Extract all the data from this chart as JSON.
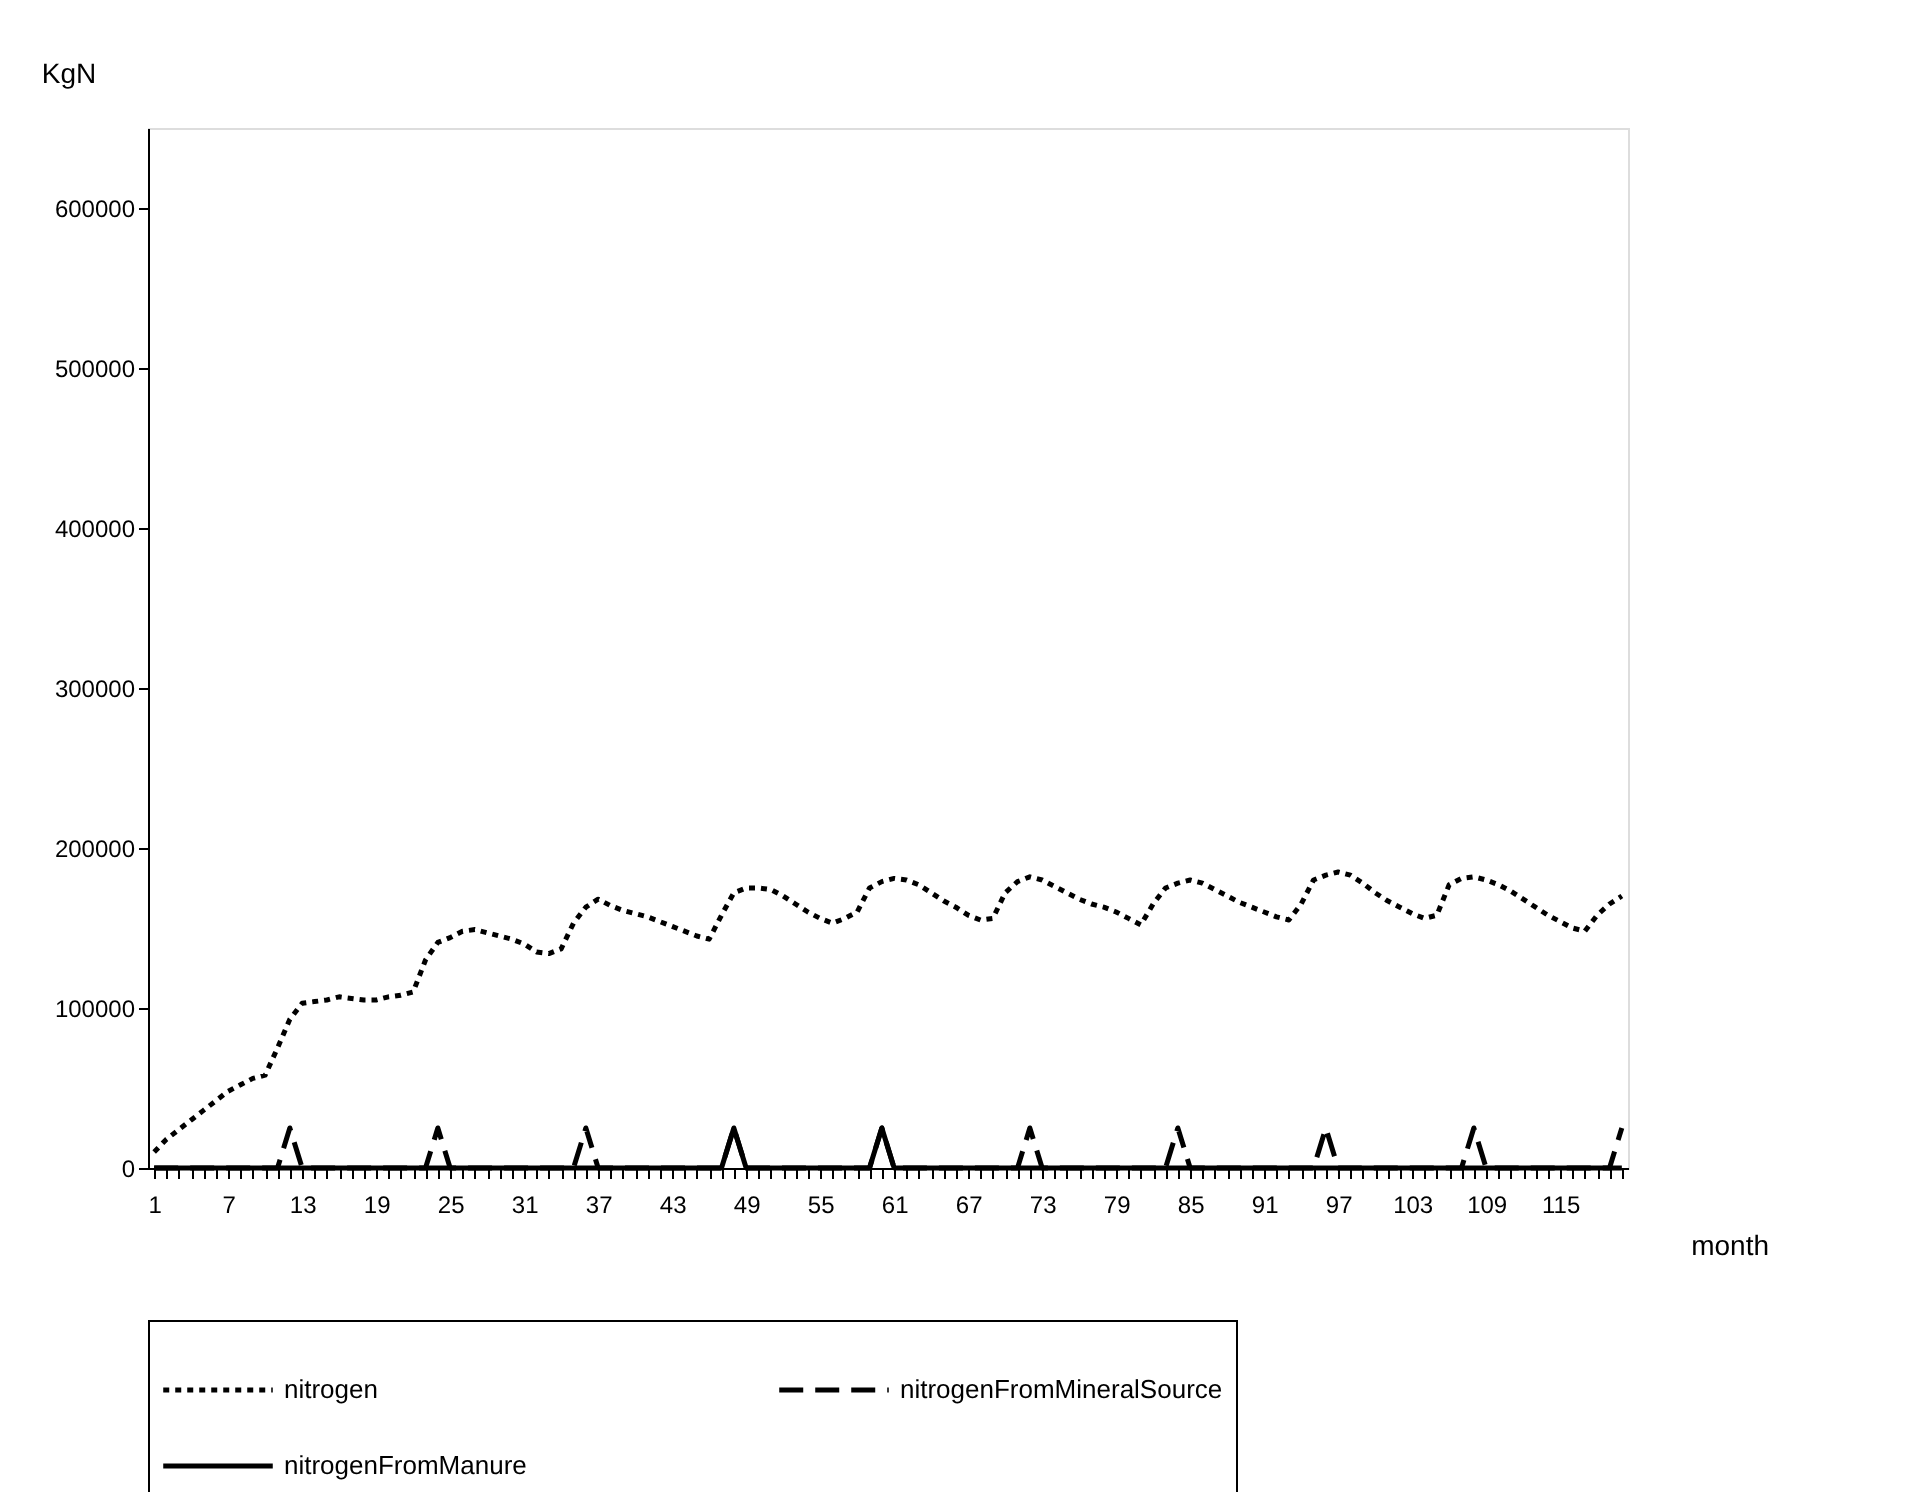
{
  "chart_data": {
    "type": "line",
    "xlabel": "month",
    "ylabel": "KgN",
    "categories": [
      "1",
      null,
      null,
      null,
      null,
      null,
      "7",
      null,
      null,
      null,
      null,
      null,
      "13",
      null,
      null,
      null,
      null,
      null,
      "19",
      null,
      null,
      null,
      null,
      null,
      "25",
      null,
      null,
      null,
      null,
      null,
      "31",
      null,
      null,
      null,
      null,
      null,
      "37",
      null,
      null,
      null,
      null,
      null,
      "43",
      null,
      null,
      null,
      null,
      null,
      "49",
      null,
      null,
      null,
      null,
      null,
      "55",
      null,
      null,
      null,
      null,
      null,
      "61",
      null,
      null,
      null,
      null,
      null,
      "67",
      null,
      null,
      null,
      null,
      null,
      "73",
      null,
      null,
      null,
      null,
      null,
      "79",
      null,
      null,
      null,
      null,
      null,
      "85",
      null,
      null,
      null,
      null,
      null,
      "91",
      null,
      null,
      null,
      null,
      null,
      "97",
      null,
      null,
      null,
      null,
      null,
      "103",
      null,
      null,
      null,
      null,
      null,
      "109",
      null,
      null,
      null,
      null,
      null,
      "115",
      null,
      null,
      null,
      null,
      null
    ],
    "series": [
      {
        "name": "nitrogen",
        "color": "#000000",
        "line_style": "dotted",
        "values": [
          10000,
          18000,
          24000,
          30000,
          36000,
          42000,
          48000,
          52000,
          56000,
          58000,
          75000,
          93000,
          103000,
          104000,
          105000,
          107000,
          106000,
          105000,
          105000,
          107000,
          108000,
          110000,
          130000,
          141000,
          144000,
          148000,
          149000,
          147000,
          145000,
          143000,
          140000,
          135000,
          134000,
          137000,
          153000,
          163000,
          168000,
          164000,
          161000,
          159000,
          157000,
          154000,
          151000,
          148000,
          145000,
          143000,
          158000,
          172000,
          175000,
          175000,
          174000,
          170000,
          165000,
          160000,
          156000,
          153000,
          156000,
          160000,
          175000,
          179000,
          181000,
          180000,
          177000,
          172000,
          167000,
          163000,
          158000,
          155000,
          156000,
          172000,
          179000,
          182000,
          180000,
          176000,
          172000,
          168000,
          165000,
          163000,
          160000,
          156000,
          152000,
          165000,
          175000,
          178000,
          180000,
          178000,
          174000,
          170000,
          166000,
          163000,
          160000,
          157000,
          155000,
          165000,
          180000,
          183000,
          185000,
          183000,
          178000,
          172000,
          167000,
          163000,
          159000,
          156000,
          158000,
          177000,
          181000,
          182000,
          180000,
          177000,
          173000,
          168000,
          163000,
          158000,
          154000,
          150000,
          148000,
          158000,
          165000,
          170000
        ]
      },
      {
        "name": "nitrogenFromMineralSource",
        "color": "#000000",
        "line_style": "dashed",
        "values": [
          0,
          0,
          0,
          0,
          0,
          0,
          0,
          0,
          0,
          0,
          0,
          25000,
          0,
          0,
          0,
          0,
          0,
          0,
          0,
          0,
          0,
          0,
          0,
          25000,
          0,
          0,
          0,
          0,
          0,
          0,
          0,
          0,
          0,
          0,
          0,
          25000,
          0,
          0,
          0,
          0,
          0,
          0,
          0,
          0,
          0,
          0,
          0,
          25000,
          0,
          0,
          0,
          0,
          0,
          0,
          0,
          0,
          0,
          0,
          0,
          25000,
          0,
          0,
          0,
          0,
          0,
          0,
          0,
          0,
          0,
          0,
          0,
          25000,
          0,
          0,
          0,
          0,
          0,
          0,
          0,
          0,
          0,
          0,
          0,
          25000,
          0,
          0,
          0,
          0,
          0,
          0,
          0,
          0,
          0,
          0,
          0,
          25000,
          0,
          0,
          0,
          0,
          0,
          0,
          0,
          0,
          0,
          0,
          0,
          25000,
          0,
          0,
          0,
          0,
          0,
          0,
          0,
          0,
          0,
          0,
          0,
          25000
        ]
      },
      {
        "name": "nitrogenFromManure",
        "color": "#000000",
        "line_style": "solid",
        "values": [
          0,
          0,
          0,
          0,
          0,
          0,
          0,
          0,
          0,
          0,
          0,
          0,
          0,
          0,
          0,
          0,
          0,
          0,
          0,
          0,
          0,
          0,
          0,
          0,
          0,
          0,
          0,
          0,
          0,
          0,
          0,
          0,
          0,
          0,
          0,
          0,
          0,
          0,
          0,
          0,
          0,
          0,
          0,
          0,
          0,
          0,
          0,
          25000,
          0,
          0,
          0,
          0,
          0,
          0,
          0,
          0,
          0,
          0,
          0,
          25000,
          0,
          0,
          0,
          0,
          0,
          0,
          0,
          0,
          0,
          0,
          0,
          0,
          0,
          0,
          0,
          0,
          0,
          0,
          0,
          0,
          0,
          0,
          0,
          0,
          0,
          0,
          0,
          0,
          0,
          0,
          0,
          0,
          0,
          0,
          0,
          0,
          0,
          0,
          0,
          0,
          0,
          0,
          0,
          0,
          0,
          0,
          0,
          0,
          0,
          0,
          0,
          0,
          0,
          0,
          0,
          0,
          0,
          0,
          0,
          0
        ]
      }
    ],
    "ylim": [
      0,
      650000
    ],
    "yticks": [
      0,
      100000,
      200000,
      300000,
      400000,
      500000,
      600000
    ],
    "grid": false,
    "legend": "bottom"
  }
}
^^^^
Search the entries for the word "name" and pick out every line that holds it.

Task output
        "name": "nitrogen",
        "name": "nitrogenFromMineralSource",
        "name": "nitrogenFromManure",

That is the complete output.